Dataset items
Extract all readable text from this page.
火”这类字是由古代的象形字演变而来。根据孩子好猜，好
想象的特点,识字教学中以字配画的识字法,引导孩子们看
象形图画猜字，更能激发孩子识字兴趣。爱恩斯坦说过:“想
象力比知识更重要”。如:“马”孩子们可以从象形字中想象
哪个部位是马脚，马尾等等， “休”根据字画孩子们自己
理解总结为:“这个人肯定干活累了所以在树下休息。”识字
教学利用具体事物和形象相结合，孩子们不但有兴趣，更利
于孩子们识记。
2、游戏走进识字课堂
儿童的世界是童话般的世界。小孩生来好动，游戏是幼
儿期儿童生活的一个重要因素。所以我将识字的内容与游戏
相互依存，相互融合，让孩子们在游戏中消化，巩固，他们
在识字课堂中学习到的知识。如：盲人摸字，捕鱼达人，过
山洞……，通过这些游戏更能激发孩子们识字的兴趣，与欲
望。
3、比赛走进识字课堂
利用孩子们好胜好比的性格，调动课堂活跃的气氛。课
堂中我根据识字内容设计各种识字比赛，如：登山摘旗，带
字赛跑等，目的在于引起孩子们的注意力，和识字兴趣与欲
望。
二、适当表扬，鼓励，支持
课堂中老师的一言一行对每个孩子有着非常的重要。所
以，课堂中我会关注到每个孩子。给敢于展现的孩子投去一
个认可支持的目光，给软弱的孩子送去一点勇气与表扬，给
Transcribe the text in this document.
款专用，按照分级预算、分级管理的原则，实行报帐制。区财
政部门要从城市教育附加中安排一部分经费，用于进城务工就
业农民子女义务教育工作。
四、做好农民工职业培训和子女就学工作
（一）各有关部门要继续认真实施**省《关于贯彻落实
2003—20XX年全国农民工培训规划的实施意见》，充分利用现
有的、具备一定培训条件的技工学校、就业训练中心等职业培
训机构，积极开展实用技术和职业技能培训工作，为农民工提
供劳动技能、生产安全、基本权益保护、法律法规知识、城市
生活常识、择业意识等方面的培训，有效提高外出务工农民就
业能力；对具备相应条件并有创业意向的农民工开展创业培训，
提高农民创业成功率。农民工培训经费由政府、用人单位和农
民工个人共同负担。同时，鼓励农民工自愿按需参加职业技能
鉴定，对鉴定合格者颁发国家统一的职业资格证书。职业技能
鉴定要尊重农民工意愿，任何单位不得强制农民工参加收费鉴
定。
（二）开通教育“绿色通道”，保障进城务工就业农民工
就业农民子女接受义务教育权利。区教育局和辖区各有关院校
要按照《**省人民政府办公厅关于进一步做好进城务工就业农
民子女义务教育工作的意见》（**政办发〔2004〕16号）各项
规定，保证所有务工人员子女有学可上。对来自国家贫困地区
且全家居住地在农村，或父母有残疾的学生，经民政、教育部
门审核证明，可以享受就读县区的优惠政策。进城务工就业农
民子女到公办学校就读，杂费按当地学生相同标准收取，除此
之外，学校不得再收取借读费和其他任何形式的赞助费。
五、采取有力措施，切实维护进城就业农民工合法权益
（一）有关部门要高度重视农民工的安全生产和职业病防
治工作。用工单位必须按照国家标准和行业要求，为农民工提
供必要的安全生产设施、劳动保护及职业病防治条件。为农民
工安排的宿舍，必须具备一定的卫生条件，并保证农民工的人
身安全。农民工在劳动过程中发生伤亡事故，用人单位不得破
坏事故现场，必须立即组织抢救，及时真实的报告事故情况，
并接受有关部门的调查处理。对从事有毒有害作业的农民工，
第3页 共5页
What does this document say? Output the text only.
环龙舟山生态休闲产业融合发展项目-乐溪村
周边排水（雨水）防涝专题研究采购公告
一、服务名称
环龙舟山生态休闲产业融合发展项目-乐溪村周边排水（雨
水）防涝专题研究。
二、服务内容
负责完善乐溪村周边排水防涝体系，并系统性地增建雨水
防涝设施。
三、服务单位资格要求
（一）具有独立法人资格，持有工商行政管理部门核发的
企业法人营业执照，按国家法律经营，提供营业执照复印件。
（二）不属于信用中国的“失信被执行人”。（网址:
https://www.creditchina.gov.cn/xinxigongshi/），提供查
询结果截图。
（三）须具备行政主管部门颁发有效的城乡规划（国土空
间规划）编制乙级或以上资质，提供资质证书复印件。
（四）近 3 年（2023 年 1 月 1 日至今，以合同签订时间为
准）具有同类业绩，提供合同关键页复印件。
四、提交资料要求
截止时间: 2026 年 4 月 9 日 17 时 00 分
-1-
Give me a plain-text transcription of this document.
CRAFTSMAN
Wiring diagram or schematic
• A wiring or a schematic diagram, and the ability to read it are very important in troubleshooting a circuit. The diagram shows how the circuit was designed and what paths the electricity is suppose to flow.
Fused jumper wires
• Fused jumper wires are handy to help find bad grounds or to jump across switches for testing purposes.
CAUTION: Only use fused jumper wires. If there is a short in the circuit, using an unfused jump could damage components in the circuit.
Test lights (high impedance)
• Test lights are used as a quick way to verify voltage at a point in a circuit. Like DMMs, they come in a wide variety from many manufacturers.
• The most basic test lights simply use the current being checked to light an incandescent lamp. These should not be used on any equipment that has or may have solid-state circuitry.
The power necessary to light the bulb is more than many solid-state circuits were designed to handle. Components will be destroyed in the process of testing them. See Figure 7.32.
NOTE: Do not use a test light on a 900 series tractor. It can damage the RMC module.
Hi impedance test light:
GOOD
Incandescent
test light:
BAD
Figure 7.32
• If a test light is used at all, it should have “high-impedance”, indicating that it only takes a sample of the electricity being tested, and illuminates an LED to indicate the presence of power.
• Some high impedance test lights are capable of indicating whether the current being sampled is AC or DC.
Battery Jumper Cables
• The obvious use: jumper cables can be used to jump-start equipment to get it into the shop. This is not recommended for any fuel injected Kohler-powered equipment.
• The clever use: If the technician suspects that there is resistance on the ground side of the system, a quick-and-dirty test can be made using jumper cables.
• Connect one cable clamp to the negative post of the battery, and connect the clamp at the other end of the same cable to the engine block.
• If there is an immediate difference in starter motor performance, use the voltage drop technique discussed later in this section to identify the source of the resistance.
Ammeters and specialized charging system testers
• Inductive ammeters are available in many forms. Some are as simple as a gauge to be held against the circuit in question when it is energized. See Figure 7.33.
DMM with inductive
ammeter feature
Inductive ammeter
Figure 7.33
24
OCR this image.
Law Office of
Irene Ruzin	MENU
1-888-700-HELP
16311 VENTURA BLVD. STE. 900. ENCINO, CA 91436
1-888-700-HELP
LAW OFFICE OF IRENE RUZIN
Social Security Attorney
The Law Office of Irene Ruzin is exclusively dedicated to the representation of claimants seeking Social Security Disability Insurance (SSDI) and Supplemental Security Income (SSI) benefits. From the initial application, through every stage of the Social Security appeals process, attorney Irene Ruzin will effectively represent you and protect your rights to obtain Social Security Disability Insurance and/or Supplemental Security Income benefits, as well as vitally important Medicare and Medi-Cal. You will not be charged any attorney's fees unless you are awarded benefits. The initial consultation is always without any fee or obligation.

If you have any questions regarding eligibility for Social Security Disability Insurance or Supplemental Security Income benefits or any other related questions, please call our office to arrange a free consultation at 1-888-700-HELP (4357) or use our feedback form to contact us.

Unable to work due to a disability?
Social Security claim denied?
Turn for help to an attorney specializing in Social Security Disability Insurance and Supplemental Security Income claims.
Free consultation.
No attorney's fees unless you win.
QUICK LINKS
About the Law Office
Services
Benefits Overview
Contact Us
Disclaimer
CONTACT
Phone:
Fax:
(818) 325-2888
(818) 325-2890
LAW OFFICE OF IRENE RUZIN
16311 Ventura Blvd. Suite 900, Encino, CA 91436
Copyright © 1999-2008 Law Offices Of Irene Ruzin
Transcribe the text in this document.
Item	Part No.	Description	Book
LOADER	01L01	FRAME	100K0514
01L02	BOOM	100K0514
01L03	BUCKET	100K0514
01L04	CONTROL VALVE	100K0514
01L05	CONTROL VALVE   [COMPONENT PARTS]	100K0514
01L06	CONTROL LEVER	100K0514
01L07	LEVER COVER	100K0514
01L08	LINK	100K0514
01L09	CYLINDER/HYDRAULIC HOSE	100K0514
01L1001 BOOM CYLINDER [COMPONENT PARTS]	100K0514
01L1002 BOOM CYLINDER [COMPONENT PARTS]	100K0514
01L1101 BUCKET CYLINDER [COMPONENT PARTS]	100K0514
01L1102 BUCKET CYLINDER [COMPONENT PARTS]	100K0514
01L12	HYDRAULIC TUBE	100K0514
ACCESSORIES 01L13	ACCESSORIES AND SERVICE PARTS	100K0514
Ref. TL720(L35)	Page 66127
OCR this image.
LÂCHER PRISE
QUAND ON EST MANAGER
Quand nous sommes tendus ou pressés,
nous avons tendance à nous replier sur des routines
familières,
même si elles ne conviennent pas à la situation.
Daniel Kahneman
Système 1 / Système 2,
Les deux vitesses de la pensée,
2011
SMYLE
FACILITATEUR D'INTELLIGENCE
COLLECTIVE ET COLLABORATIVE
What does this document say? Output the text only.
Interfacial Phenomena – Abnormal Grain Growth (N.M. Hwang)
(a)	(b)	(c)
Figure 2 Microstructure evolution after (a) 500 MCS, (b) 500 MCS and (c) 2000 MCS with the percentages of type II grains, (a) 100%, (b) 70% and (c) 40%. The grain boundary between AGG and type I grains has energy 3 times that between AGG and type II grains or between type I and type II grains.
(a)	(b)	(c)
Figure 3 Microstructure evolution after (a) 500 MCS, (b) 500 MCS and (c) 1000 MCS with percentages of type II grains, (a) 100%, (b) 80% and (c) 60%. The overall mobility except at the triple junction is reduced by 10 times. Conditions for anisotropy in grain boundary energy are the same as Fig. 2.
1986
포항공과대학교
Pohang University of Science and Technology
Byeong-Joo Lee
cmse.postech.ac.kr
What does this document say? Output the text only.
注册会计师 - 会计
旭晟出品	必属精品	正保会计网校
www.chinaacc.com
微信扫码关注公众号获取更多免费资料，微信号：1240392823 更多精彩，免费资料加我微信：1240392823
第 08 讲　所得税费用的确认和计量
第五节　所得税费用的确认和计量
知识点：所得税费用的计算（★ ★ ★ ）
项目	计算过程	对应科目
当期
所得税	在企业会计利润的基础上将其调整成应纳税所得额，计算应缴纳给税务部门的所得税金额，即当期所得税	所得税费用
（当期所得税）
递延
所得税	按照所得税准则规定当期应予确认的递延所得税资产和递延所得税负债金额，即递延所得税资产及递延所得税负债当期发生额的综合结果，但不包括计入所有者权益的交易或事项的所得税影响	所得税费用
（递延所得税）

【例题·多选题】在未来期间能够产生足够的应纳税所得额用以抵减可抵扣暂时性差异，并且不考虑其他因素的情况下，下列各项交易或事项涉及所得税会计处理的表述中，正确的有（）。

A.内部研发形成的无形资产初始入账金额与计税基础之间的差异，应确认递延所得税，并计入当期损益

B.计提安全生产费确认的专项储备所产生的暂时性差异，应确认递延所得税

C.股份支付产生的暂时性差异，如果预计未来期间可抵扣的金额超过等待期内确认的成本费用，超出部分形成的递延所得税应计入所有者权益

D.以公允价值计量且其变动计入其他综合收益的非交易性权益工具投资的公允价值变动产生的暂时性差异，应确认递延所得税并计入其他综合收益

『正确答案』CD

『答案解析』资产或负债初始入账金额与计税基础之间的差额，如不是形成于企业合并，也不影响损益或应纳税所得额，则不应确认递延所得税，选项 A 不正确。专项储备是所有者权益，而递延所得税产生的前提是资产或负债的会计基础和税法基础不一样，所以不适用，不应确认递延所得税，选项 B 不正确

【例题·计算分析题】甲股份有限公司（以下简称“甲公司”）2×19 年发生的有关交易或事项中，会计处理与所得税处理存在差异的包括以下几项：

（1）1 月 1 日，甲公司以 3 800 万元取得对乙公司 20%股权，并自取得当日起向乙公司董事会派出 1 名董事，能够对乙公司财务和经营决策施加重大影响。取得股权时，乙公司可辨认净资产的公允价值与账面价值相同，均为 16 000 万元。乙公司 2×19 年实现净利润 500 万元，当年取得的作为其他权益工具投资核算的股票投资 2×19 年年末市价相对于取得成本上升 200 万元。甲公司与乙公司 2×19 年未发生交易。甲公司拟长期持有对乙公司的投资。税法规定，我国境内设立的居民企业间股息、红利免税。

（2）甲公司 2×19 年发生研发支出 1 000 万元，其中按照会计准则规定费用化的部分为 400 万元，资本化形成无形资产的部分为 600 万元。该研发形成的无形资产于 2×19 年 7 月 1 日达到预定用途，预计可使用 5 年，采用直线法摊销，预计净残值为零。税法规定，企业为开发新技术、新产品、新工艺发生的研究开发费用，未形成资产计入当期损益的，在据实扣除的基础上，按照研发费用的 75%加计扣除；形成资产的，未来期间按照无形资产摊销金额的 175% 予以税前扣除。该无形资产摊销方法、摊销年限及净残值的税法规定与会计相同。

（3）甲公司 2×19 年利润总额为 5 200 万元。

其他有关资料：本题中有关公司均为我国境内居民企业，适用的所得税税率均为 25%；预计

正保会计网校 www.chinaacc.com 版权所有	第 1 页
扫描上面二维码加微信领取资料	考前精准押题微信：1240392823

EXERCISE:
Locate all lines in the listing above with the word "electricity" and copy them.

EXPECTED ANSWER:
• A wiring or a schematic diagram, and the ability to read it are very important in troubleshooting a circuit. The diagram shows how the circuit was designed and what paths the electricity is suppose to flow.
• If a test light is used at all, it should have “high-impedance”, indicating that it only takes a sample of the electricity being tested, and illuminates an LED to indicate the presence of power.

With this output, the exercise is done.